##### SOURCE RECORDS #####

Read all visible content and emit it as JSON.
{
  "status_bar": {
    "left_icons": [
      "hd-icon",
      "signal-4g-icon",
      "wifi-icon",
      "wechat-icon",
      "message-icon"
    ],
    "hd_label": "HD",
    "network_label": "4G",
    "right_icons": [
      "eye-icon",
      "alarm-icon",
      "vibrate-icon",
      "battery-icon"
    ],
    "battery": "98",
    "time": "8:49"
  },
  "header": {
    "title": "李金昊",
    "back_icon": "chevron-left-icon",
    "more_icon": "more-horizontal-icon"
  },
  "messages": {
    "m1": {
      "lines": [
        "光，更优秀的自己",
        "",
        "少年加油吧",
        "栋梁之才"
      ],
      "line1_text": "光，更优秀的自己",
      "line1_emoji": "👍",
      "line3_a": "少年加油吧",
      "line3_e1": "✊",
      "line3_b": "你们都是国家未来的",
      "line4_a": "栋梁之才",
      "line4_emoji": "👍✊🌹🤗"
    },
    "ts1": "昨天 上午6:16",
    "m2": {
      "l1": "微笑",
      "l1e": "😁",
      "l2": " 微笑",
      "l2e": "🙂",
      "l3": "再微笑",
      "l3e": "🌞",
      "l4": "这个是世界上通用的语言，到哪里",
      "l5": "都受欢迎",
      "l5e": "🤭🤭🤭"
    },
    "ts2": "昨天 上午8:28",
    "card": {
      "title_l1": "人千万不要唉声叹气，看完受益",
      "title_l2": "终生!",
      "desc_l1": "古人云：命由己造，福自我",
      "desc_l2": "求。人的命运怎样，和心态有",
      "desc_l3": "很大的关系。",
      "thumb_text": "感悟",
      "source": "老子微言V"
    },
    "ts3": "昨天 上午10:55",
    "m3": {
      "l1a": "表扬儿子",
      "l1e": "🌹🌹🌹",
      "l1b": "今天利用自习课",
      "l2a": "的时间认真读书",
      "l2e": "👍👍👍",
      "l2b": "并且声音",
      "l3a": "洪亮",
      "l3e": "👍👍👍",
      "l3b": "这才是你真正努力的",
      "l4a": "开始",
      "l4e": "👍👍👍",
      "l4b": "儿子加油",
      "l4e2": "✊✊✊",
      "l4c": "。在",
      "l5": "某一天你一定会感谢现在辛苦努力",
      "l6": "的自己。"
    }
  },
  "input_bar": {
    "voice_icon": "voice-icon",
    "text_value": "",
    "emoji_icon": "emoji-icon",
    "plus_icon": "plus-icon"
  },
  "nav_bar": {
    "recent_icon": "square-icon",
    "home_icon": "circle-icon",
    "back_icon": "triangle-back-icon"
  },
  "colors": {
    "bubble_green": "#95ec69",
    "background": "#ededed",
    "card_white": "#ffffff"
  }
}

#####

**THE EXERCISE:** Copy out every entry again, exactly as it was given.

**RESULT OF THIS EXERCISE:**
Read all visible content and emit it as JSON.
{
  "status_bar": {
    "left_icons": [
      "hd-icon",
      "signal-4g-icon",
      "wifi-icon",
      "wechat-icon",
      "message-icon"
    ],
    "hd_label": "HD",
    "network_label": "4G",
    "right_icons": [
      "eye-icon",
      "alarm-icon",
      "vibrate-icon",
      "battery-icon"
    ],
    "battery": "98",
    "time": "8:49"
  },
  "header": {
    "title": "李金昊",
    "back_icon": "chevron-left-icon",
    "more_icon": "more-horizontal-icon"
  },
  "messages": {
    "m1": {
      "lines": [
        "光，更优秀的自己",
        "",
        "少年加油吧",
        "栋梁之才"
      ],
      "line1_text": "光，更优秀的自己",
      "line1_emoji": "👍",
      "line3_a": "少年加油吧",
      "line3_e1": "✊",
      "line3_b": "你们都是国家未来的",
      "line4_a": "栋梁之才",
      "line4_emoji": "👍✊🌹🤗"
    },
    "ts1": "昨天 上午6:16",
    "m2": {
      "l1": "微笑",
      "l1e": "😁",
      "l2": " 微笑",
      "l2e": "🙂",
      "l3": "再微笑",
      "l3e": "🌞",
      "l4": "这个是世界上通用的语言，到哪里",
      "l5": "都受欢迎",
      "l5e": "🤭🤭🤭"
    },
    "ts2": "昨天 上午8:28",
    "card": {
      "title_l1": "人千万不要唉声叹气，看完受益",
      "title_l2": "终生!",
      "desc_l1": "古人云：命由己造，福自我",
      "desc_l2": "求。人的命运怎样，和心态有",
      "desc_l3": "很大的关系。",
      "thumb_text": "感悟",
      "source": "老子微言V"
    },
    "ts3": "昨天 上午10:55",
    "m3": {
      "l1a": "表扬儿子",
      "l1e": "🌹🌹🌹",
      "l1b": "今天利用自习课",
      "l2a": "的时间认真读书",
      "l2e": "👍👍👍",
      "l2b": "并且声音",
      "l3a": "洪亮",
      "l3e": "👍👍👍",
      "l3b": "这才是你真正努力的",
      "l4a": "开始",
      "l4e": "👍👍👍",
      "l4b": "儿子加油",
      "l4e2": "✊✊✊",
      "l4c": "。在",
      "l5": "某一天你一定会感谢现在辛苦努力",
      "l6": "的自己。"
    }
  },
  "input_bar": {
    "voice_icon": "voice-icon",
    "text_value": "",
    "emoji_icon": "emoji-icon",
    "plus_icon": "plus-icon"
  },
  "nav_bar": {
    "recent_icon": "square-icon",
    "home_icon": "circle-icon",
    "back_icon": "triangle-back-icon"
  },
  "colors": {
    "bubble_green": "#95ec69",
    "background": "#ededed",
    "card_white": "#ffffff"
  }
}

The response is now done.